Start of Data entries

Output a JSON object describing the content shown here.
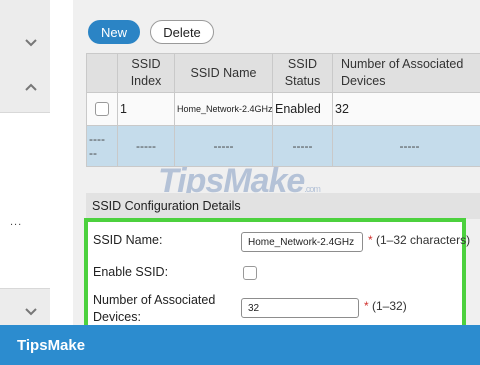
{
  "toolbar": {
    "new_label": "New",
    "delete_label": "Delete"
  },
  "table": {
    "headers": [
      "SSID Index",
      "SSID Name",
      "SSID Status",
      "Number of Associated Devices"
    ],
    "rows": [
      {
        "index": "1",
        "name": "Home_Network-2.4GHz",
        "status": "Enabled",
        "devices": "32"
      },
      {
        "select": "----\n--",
        "index": "-----",
        "name": "-----",
        "status": "-----",
        "devices": "-----"
      }
    ]
  },
  "config": {
    "section_title": "SSID Configuration Details",
    "ssid_name_label": "SSID Name:",
    "ssid_name_value": "Home_Network-2.4GHz",
    "ssid_name_hint": "(1–32 characters)",
    "enable_label": "Enable SSID:",
    "enable_checked": false,
    "devices_label_line1": "Number of Associated",
    "devices_label_line2": "Devices:",
    "devices_value": "32",
    "devices_hint": "(1–32)",
    "required_mark": "*"
  },
  "sidebar": {
    "truncated_text": "..."
  },
  "watermark": {
    "text": "TipsMake",
    "suffix": ".com"
  },
  "footer": {
    "brand": "TipsMake"
  },
  "colors": {
    "accent": "#2b84c5",
    "highlight_border": "#4cd13e",
    "footer": "#2c8ccf",
    "selected_row": "#c5dceb"
  }
}
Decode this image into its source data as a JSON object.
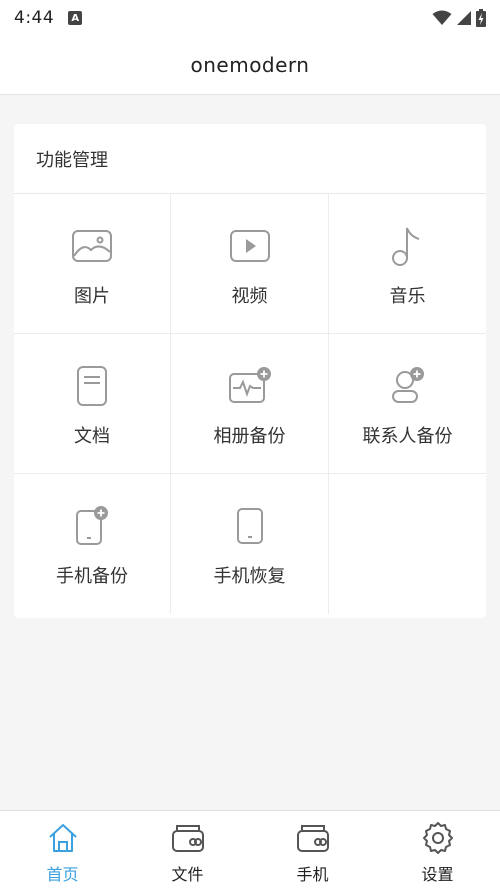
{
  "status_bar": {
    "time": "4:44",
    "notification_icon": "android-a-icon",
    "wifi_icon": "wifi-icon",
    "signal_icon": "signal-icon",
    "battery_icon": "battery-charging-icon"
  },
  "header": {
    "title": "onemodern"
  },
  "card": {
    "title": "功能管理",
    "items": [
      {
        "label": "图片",
        "icon": "image-icon"
      },
      {
        "label": "视频",
        "icon": "video-icon"
      },
      {
        "label": "音乐",
        "icon": "music-note-icon"
      },
      {
        "label": "文档",
        "icon": "document-icon"
      },
      {
        "label": "相册备份",
        "icon": "album-backup-icon"
      },
      {
        "label": "联系人备份",
        "icon": "contact-backup-icon"
      },
      {
        "label": "手机备份",
        "icon": "phone-backup-icon"
      },
      {
        "label": "手机恢复",
        "icon": "phone-restore-icon"
      }
    ]
  },
  "bottom_nav": {
    "items": [
      {
        "label": "首页",
        "icon": "home-icon",
        "active": true
      },
      {
        "label": "文件",
        "icon": "files-icon",
        "active": false
      },
      {
        "label": "手机",
        "icon": "phone-icon",
        "active": false
      },
      {
        "label": "设置",
        "icon": "gear-icon",
        "active": false
      }
    ]
  },
  "colors": {
    "accent": "#3aa0e0",
    "icon_gray": "#9a9a9a",
    "background": "#f5f5f5"
  }
}
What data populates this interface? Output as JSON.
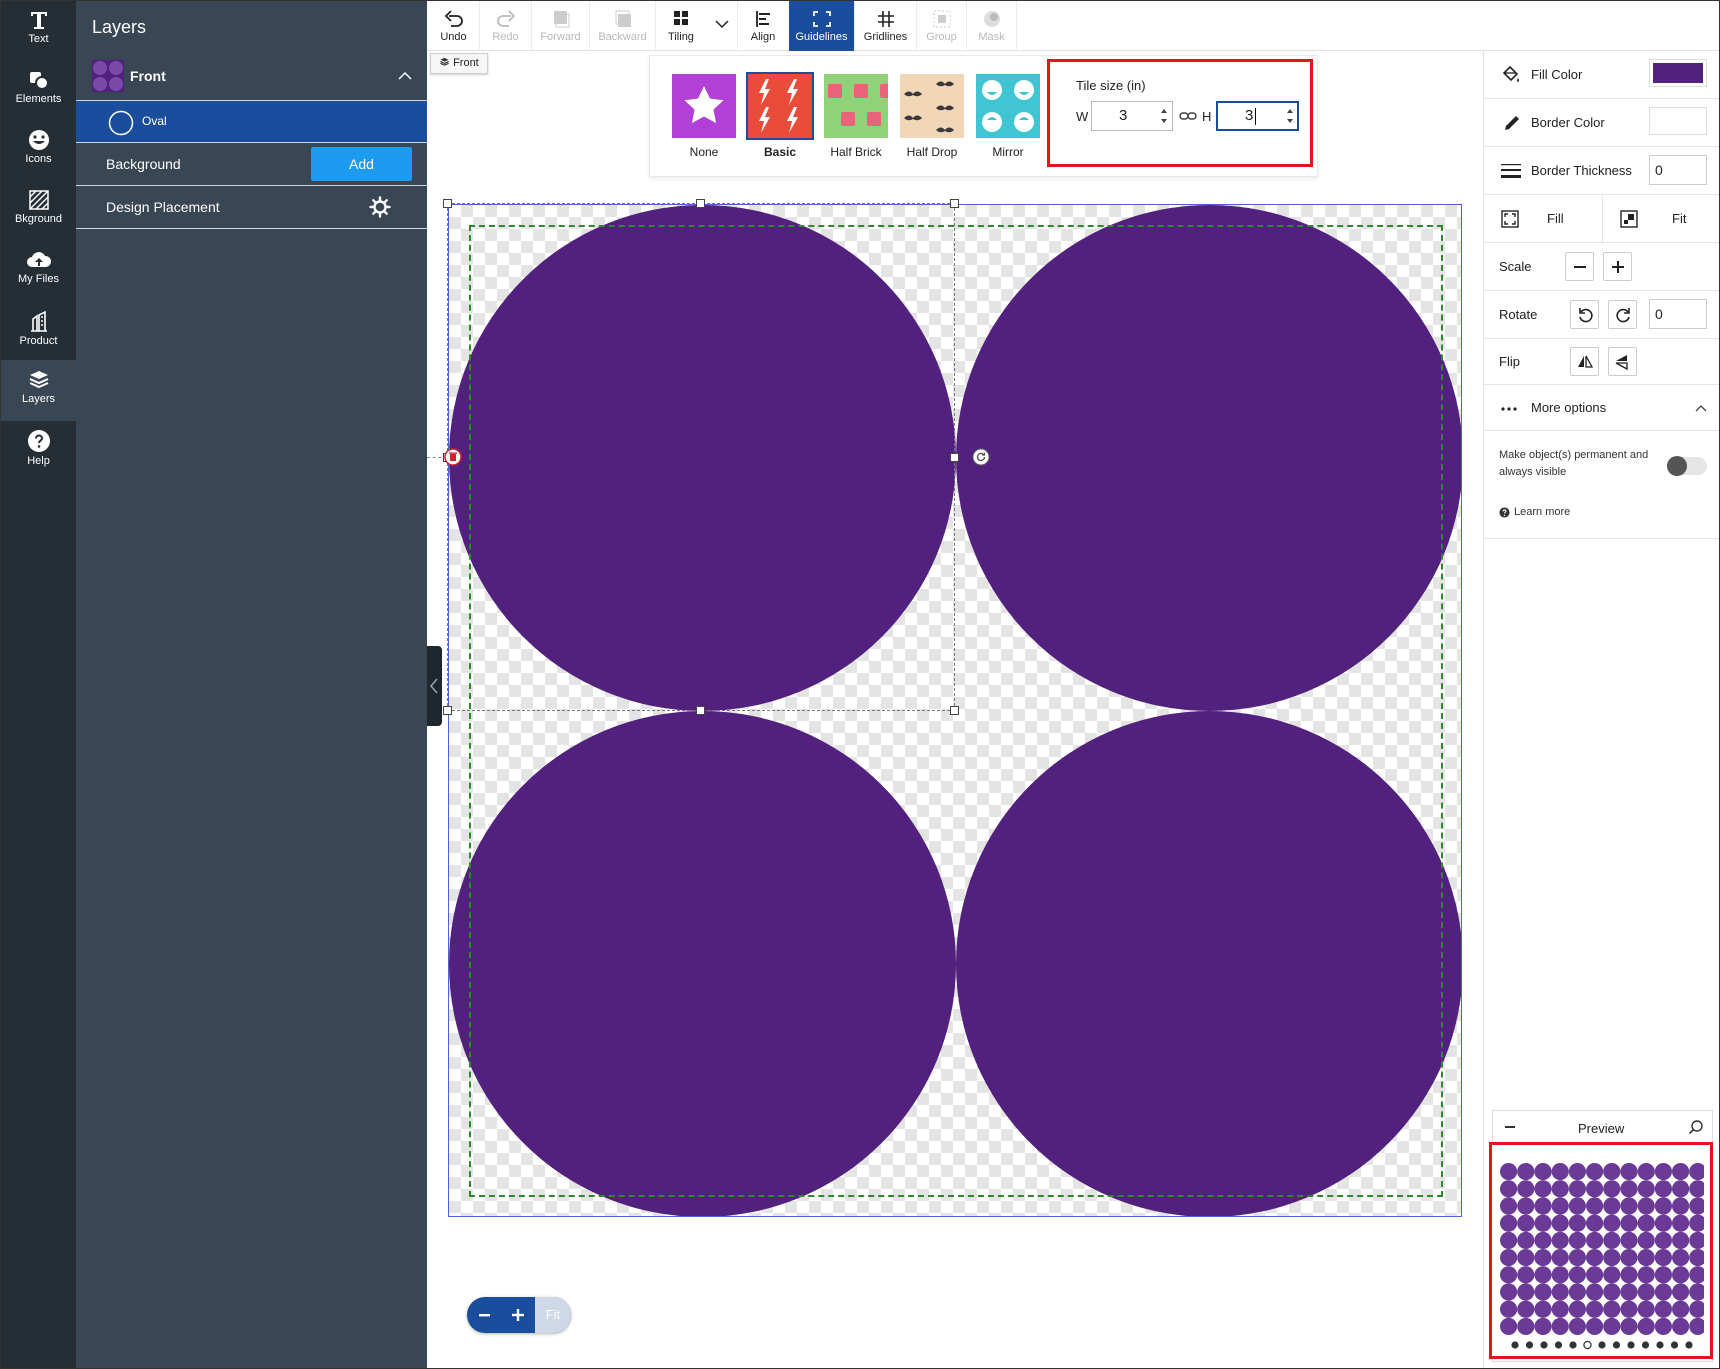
{
  "rail": {
    "items": [
      {
        "label": "Text",
        "icon": "text-icon"
      },
      {
        "label": "Elements",
        "icon": "elements-icon"
      },
      {
        "label": "Icons",
        "icon": "smiley-icon"
      },
      {
        "label": "Bkground",
        "icon": "background-icon"
      },
      {
        "label": "My Files",
        "icon": "cloud-upload-icon"
      },
      {
        "label": "Product",
        "icon": "product-icon"
      },
      {
        "label": "Layers",
        "icon": "layers-icon"
      },
      {
        "label": "Help",
        "icon": "help-icon"
      }
    ]
  },
  "layers": {
    "title": "Layers",
    "front_label": "Front",
    "oval_label": "Oval",
    "background_label": "Background",
    "add_label": "Add",
    "placement_label": "Design Placement"
  },
  "toolbar": {
    "undo": "Undo",
    "redo": "Redo",
    "forward": "Forward",
    "backward": "Backward",
    "tiling": "Tiling",
    "align": "Align",
    "guidelines": "Guidelines",
    "gridlines": "Gridlines",
    "group": "Group",
    "mask": "Mask"
  },
  "front_chip": "Front",
  "tiling": {
    "options": [
      {
        "label": "None",
        "selected": false
      },
      {
        "label": "Basic",
        "selected": true
      },
      {
        "label": "Half Brick",
        "selected": false
      },
      {
        "label": "Half Drop",
        "selected": false
      },
      {
        "label": "Mirror",
        "selected": false
      }
    ],
    "tile_size_label": "Tile size (in)",
    "w_label": "W",
    "w_value": "3",
    "h_label": "H",
    "h_value": "3"
  },
  "props": {
    "fill_color_label": "Fill Color",
    "fill_color": "#52217d",
    "border_color_label": "Border Color",
    "border_thickness_label": "Border Thickness",
    "border_thickness_value": "0",
    "fill_label": "Fill",
    "fit_label": "Fit",
    "scale_label": "Scale",
    "rotate_label": "Rotate",
    "rotate_value": "0",
    "flip_label": "Flip",
    "more_options_label": "More options",
    "permanent_label": "Make object(s) permanent and always visible",
    "learn_more_label": "Learn more"
  },
  "preview": {
    "title": "Preview",
    "page_dots_total": 13,
    "active_dot": 5
  },
  "zoom": {
    "fit_label": "Fit"
  },
  "colors": {
    "accent": "#1a4e9c",
    "add_button": "#1d9bf0",
    "shape_fill": "#52217d",
    "highlight": "#e2151b"
  }
}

End of Data entries

▶ Aim: Do not include the images; transcribe the rest of the listing exactly.

▶ Finished exercise:
Output a JSON object describing the content shown here.
{
  "toolbar": {
    "new_label": "New",
    "delete_label": "Delete"
  },
  "table": {
    "headers": [
      "SSID Index",
      "SSID Name",
      "SSID Status",
      "Number of Associated Devices"
    ],
    "rows": [
      {
        "index": "1",
        "name": "Home_Network-2.4GHz",
        "status": "Enabled",
        "devices": "32"
      },
      {
        "select": "----\n--",
        "index": "-----",
        "name": "-----",
        "status": "-----",
        "devices": "-----"
      }
    ]
  },
  "config": {
    "section_title": "SSID Configuration Details",
    "ssid_name_label": "SSID Name:",
    "ssid_name_value": "Home_Network-2.4GHz",
    "ssid_name_hint": "(1–32 characters)",
    "enable_label": "Enable SSID:",
    "enable_checked": false,
    "devices_label_line1": "Number of Associated",
    "devices_label_line2": "Devices:",
    "devices_value": "32",
    "devices_hint": "(1–32)",
    "required_mark": "*"
  },
  "sidebar": {
    "truncated_text": "..."
  },
  "watermark": {
    "text": "TipsMake",
    "suffix": ".com"
  },
  "footer": {
    "brand": "TipsMake"
  },
  "colors": {
    "accent": "#2b84c5",
    "highlight_border": "#4cd13e",
    "footer": "#2c8ccf",
    "selected_row": "#c5dceb"
  }
}
Decode this image into its source data as a JSON object.
{
  "status_bar": {
    "time": "4:44",
    "notification_icon": "android-a-icon",
    "wifi_icon": "wifi-icon",
    "signal_icon": "signal-icon",
    "battery_icon": "battery-charging-icon"
  },
  "header": {
    "title": "onemodern"
  },
  "card": {
    "title": "功能管理",
    "items": [
      {
        "label": "图片",
        "icon": "image-icon"
      },
      {
        "label": "视频",
        "icon": "video-icon"
      },
      {
        "label": "音乐",
        "icon": "music-note-icon"
      },
      {
        "label": "文档",
        "icon": "document-icon"
      },
      {
        "label": "相册备份",
        "icon": "album-backup-icon"
      },
      {
        "label": "联系人备份",
        "icon": "contact-backup-icon"
      },
      {
        "label": "手机备份",
        "icon": "phone-backup-icon"
      },
      {
        "label": "手机恢复",
        "icon": "phone-restore-icon"
      }
    ]
  },
  "bottom_nav": {
    "items": [
      {
        "label": "首页",
        "icon": "home-icon",
        "active": true
      },
      {
        "label": "文件",
        "icon": "files-icon",
        "active": false
      },
      {
        "label": "手机",
        "icon": "phone-icon",
        "active": false
      },
      {
        "label": "设置",
        "icon": "gear-icon",
        "active": false
      }
    ]
  },
  "colors": {
    "accent": "#3aa0e0",
    "icon_gray": "#9a9a9a",
    "background": "#f5f5f5"
  }
}
What data populates this interface? Output as JSON.
{
  "rail": {
    "items": [
      {
        "label": "Text",
        "icon": "text-icon"
      },
      {
        "label": "Elements",
        "icon": "elements-icon"
      },
      {
        "label": "Icons",
        "icon": "smiley-icon"
      },
      {
        "label": "Bkground",
        "icon": "background-icon"
      },
      {
        "label": "My Files",
        "icon": "cloud-upload-icon"
      },
      {
        "label": "Product",
        "icon": "product-icon"
      },
      {
        "label": "Layers",
        "icon": "layers-icon"
      },
      {
        "label": "Help",
        "icon": "help-icon"
      }
    ]
  },
  "layers": {
    "title": "Layers",
    "front_label": "Front",
    "oval_label": "Oval",
    "background_label": "Background",
    "add_label": "Add",
    "placement_label": "Design Placement"
  },
  "toolbar": {
    "undo": "Undo",
    "redo": "Redo",
    "forward": "Forward",
    "backward": "Backward",
    "tiling": "Tiling",
    "align": "Align",
    "guidelines": "Guidelines",
    "gridlines": "Gridlines",
    "group": "Group",
    "mask": "Mask"
  },
  "front_chip": "Front",
  "tiling": {
    "options": [
      {
        "label": "None",
        "selected": false
      },
      {
        "label": "Basic",
        "selected": true
      },
      {
        "label": "Half Brick",
        "selected": false
      },
      {
        "label": "Half Drop",
        "selected": false
      },
      {
        "label": "Mirror",
        "selected": false
      }
    ],
    "tile_size_label": "Tile size (in)",
    "w_label": "W",
    "w_value": "3",
    "h_label": "H",
    "h_value": "3"
  },
  "props": {
    "fill_color_label": "Fill Color",
    "fill_color": "#52217d",
    "border_color_label": "Border Color",
    "border_thickness_label": "Border Thickness",
    "border_thickness_value": "0",
    "fill_label": "Fill",
    "fit_label": "Fit",
    "scale_label": "Scale",
    "rotate_label": "Rotate",
    "rotate_value": "0",
    "flip_label": "Flip",
    "more_options_label": "More options",
    "permanent_label": "Make object(s) permanent and always visible",
    "learn_more_label": "Learn more"
  },
  "preview": {
    "title": "Preview",
    "page_dots_total": 13,
    "active_dot": 5
  },
  "zoom": {
    "fit_label": "Fit"
  },
  "colors": {
    "accent": "#1a4e9c",
    "add_button": "#1d9bf0",
    "shape_fill": "#52217d",
    "highlight": "#e2151b"
  }
}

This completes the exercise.